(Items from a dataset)
━━━

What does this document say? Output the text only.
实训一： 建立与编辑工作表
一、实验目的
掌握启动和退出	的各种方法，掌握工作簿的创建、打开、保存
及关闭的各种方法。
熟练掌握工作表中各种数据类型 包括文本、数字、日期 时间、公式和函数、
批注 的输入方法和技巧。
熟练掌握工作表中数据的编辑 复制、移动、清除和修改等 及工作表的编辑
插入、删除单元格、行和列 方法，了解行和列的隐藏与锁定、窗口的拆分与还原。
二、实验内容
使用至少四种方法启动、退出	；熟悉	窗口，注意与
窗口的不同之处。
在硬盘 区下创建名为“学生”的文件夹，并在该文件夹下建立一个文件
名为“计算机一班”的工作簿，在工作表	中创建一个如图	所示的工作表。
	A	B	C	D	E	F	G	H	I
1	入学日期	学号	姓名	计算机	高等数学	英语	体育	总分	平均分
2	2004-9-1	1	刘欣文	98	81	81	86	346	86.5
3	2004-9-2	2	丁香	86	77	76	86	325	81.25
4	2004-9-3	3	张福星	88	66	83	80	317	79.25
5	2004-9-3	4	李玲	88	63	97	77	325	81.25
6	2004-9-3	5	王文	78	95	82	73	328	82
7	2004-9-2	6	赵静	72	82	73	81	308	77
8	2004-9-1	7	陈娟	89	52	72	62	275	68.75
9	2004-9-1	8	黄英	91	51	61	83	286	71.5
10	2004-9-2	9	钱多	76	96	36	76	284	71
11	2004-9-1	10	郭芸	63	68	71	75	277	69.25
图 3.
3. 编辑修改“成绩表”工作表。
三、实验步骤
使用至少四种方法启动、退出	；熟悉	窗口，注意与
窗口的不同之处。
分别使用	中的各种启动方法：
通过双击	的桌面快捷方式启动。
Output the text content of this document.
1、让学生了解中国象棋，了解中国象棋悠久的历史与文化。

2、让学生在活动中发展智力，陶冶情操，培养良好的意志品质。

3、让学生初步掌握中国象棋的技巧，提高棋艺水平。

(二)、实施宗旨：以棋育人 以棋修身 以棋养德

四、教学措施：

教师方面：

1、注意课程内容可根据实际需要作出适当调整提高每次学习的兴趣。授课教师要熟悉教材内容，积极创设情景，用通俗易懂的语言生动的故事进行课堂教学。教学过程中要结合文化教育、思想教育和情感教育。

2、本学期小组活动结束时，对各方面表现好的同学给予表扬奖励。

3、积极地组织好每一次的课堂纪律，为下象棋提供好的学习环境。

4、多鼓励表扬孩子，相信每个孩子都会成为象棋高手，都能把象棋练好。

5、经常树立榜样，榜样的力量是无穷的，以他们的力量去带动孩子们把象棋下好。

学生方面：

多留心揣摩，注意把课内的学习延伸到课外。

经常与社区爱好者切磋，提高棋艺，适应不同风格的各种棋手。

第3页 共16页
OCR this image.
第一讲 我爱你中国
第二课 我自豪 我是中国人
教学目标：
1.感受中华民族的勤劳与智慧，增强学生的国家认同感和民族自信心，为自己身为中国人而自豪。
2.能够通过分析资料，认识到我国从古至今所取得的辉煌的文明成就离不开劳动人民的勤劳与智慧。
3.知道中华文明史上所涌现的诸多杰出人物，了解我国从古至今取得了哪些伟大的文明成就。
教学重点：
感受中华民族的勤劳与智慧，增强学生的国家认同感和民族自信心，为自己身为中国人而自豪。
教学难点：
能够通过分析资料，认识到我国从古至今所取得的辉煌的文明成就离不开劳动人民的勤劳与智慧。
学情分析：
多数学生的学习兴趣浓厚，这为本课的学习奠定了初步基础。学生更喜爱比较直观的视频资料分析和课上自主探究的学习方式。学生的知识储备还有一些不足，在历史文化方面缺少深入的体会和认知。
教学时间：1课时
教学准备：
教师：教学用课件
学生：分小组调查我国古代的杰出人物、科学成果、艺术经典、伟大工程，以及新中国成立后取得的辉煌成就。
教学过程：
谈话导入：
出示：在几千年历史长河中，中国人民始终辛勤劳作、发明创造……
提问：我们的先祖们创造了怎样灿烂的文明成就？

━━━

## Challenge
Identify every line holding the word "能够通过分析资料" and copy it out.

## Exercise output
2.能够通过分析资料，认识到我国从古至今所取得的辉煌的文明成就离不开劳动人民的勤劳与智慧。
能够通过分析资料，认识到我国从古至今所取得的辉煌的文明成就离不开劳动人民的勤劳与智慧。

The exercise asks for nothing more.